> [Dataset extract]:

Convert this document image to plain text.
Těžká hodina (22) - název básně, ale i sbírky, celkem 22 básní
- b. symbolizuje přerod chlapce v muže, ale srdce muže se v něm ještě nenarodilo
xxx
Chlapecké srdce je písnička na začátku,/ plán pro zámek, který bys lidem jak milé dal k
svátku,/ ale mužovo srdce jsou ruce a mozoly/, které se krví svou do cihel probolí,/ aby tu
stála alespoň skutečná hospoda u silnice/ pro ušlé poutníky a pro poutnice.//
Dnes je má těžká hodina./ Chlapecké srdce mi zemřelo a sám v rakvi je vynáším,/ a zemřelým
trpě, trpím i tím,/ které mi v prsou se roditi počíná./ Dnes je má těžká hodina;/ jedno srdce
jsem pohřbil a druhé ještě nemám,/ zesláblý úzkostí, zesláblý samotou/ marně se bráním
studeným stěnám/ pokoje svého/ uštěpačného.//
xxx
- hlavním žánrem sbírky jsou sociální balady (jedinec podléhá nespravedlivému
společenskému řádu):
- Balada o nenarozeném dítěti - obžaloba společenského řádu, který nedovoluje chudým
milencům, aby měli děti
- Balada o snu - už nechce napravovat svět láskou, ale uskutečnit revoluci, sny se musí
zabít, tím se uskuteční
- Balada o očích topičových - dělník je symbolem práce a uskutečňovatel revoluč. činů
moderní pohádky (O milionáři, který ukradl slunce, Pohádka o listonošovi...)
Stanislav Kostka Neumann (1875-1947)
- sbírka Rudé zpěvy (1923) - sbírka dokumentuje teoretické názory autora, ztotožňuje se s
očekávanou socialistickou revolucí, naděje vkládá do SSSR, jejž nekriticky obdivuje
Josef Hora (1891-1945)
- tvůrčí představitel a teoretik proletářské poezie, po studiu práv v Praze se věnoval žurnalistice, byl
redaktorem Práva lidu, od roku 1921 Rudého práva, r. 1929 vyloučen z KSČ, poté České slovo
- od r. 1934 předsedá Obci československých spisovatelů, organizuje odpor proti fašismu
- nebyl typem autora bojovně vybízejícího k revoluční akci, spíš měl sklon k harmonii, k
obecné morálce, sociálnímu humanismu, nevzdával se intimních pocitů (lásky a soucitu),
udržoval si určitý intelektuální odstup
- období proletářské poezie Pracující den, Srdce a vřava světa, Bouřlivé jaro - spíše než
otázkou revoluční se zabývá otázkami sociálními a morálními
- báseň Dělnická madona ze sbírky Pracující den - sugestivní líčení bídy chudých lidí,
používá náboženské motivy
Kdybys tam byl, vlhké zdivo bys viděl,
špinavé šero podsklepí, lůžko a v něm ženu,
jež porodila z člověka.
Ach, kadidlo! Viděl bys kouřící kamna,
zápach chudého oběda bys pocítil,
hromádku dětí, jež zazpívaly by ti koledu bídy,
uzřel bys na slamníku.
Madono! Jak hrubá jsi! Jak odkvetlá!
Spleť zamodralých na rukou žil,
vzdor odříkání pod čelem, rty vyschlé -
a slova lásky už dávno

> [Exercise directions]: Check every line of the entries above for the word "který" and report how many lines contain it, giving the number only.

> [Output for this exercise]: 3